## Start Materials provided
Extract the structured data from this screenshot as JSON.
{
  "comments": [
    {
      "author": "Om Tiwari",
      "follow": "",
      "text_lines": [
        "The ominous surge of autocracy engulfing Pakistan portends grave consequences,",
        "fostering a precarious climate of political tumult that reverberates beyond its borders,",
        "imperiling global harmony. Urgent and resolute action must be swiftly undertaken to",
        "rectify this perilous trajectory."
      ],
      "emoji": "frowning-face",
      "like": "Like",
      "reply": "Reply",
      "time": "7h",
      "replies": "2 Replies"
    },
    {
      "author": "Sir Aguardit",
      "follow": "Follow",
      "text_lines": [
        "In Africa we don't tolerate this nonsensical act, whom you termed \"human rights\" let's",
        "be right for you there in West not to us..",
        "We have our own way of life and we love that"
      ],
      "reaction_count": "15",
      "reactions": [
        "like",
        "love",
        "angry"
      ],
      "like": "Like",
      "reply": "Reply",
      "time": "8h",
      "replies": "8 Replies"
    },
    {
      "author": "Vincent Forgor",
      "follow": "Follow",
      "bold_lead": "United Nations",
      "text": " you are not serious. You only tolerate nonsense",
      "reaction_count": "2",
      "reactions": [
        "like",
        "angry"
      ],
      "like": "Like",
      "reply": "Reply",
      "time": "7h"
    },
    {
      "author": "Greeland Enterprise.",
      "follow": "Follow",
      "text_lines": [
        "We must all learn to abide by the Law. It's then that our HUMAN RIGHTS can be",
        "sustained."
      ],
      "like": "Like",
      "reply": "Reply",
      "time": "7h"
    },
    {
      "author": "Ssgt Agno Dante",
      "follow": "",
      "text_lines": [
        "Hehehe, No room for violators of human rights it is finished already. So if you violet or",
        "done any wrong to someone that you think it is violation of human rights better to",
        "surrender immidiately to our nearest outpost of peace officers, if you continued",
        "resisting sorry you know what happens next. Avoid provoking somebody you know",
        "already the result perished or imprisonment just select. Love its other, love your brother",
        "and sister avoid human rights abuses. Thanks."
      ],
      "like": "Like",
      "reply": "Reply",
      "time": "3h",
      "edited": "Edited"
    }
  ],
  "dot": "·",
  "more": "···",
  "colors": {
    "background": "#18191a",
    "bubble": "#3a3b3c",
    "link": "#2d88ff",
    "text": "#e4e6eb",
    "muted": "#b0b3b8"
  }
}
## End Materials provided
## Written task
Extract all the entries word for word.

## Solution to the problem
Extract the structured data from this screenshot as JSON.
{
  "comments": [
    {
      "author": "Om Tiwari",
      "follow": "",
      "text_lines": [
        "The ominous surge of autocracy engulfing Pakistan portends grave consequences,",
        "fostering a precarious climate of political tumult that reverberates beyond its borders,",
        "imperiling global harmony. Urgent and resolute action must be swiftly undertaken to",
        "rectify this perilous trajectory."
      ],
      "emoji": "frowning-face",
      "like": "Like",
      "reply": "Reply",
      "time": "7h",
      "replies": "2 Replies"
    },
    {
      "author": "Sir Aguardit",
      "follow": "Follow",
      "text_lines": [
        "In Africa we don't tolerate this nonsensical act, whom you termed \"human rights\" let's",
        "be right for you there in West not to us..",
        "We have our own way of life and we love that"
      ],
      "reaction_count": "15",
      "reactions": [
        "like",
        "love",
        "angry"
      ],
      "like": "Like",
      "reply": "Reply",
      "time": "8h",
      "replies": "8 Replies"
    },
    {
      "author": "Vincent Forgor",
      "follow": "Follow",
      "bold_lead": "United Nations",
      "text": " you are not serious. You only tolerate nonsense",
      "reaction_count": "2",
      "reactions": [
        "like",
        "angry"
      ],
      "like": "Like",
      "reply": "Reply",
      "time": "7h"
    },
    {
      "author": "Greeland Enterprise.",
      "follow": "Follow",
      "text_lines": [
        "We must all learn to abide by the Law. It's then that our HUMAN RIGHTS can be",
        "sustained."
      ],
      "like": "Like",
      "reply": "Reply",
      "time": "7h"
    },
    {
      "author": "Ssgt Agno Dante",
      "follow": "",
      "text_lines": [
        "Hehehe, No room for violators of human rights it is finished already. So if you violet or",
        "done any wrong to someone that you think it is violation of human rights better to",
        "surrender immidiately to our nearest outpost of peace officers, if you continued",
        "resisting sorry you know what happens next. Avoid provoking somebody you know",
        "already the result perished or imprisonment just select. Love its other, love your brother",
        "and sister avoid human rights abuses. Thanks."
      ],
      "like": "Like",
      "reply": "Reply",
      "time": "3h",
      "edited": "Edited"
    }
  ],
  "dot": "·",
  "more": "···",
  "colors": {
    "background": "#18191a",
    "bubble": "#3a3b3c",
    "link": "#2d88ff",
    "text": "#e4e6eb",
    "muted": "#b0b3b8"
  }
}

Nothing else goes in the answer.